*** Entries shown ***
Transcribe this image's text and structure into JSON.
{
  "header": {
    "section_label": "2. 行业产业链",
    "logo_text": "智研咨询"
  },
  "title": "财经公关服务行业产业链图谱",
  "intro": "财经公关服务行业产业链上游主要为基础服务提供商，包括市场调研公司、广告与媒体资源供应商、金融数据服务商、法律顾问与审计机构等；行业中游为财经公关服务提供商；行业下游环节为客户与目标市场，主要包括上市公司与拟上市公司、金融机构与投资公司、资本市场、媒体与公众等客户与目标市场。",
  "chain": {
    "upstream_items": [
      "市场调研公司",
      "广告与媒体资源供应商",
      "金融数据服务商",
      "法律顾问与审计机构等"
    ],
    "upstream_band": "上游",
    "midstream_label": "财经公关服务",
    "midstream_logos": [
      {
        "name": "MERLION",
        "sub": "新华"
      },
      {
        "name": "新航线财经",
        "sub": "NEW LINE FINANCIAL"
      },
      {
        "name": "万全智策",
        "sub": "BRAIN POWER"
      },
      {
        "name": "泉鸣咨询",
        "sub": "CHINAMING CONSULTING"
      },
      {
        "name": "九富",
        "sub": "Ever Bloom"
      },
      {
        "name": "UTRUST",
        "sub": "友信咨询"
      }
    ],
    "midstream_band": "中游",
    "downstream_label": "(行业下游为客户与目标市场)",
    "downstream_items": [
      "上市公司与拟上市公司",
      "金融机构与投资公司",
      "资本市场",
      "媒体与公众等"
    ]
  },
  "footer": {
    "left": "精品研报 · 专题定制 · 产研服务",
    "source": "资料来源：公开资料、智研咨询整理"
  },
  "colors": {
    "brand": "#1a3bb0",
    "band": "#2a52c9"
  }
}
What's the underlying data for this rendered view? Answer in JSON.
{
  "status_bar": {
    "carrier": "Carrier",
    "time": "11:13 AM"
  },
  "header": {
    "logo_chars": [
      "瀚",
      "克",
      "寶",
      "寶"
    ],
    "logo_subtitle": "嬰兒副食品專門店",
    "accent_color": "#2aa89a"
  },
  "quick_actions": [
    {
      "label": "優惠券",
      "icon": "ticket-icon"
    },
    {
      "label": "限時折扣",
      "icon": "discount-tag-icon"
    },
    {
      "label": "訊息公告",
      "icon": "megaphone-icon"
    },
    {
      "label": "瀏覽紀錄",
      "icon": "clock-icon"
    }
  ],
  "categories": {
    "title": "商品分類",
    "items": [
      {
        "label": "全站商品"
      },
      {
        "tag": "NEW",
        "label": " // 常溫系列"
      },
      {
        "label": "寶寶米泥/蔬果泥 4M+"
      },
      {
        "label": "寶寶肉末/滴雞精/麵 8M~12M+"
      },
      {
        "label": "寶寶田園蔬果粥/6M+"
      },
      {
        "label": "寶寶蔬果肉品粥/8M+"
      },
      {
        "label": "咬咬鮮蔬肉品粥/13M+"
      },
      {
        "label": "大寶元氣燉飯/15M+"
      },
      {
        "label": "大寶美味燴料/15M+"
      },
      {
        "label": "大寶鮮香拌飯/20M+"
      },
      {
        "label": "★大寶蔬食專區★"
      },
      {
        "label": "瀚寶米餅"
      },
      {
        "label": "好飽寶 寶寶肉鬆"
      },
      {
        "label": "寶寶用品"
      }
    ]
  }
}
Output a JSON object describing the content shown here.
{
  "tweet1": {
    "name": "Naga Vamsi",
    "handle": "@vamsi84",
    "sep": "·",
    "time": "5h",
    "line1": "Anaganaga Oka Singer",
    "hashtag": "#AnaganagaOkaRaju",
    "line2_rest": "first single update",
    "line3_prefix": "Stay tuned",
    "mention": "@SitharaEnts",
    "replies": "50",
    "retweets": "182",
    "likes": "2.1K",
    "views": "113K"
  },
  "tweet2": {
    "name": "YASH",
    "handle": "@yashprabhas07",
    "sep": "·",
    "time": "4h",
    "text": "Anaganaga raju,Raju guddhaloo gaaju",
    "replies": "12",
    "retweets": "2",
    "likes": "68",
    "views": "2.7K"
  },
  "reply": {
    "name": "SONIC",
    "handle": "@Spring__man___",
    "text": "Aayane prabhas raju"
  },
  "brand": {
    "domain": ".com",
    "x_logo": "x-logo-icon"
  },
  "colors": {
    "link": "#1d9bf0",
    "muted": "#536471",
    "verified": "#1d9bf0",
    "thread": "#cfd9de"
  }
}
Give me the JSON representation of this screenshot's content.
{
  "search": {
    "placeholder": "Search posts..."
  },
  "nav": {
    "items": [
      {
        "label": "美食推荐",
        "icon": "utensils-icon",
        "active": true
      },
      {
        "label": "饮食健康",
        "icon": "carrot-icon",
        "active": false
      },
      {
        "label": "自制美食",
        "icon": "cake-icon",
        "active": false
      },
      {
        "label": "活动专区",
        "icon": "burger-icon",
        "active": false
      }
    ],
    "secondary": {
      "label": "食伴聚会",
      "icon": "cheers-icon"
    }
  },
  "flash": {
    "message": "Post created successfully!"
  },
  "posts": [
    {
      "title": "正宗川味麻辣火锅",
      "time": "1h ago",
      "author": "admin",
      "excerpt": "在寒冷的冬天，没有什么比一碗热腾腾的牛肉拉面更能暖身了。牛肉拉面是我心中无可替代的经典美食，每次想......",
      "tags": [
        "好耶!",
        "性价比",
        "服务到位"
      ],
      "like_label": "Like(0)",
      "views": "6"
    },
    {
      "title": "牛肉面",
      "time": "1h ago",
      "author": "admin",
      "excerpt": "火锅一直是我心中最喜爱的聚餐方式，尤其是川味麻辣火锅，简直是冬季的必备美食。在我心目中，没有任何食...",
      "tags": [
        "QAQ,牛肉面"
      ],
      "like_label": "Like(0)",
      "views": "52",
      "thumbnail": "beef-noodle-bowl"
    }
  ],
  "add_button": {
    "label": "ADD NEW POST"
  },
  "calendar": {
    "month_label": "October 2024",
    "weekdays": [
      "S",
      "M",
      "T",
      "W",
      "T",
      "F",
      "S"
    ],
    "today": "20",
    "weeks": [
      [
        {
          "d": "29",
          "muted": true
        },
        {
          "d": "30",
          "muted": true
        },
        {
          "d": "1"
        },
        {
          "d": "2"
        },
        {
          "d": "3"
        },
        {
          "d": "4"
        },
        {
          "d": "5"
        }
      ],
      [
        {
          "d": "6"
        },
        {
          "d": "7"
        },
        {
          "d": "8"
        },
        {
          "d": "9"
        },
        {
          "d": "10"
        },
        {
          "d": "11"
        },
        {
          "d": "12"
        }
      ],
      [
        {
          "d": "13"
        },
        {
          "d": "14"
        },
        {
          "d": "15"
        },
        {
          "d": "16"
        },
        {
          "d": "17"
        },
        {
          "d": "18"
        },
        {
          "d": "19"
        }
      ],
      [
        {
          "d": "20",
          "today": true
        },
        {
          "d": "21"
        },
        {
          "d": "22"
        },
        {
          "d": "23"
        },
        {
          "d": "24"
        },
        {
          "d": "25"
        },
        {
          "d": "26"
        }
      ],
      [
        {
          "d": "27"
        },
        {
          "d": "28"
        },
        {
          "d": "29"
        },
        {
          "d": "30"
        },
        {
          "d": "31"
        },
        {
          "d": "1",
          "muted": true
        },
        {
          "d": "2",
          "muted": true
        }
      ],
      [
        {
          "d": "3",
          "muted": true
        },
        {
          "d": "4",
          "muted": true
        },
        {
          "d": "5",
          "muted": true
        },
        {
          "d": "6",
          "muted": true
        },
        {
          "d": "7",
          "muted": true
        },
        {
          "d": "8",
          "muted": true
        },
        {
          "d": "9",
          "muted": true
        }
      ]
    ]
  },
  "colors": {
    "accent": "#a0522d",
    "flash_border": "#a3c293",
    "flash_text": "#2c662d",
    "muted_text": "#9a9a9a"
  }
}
***
A number is the only answer here: how many lines of the material above contain "content"?

2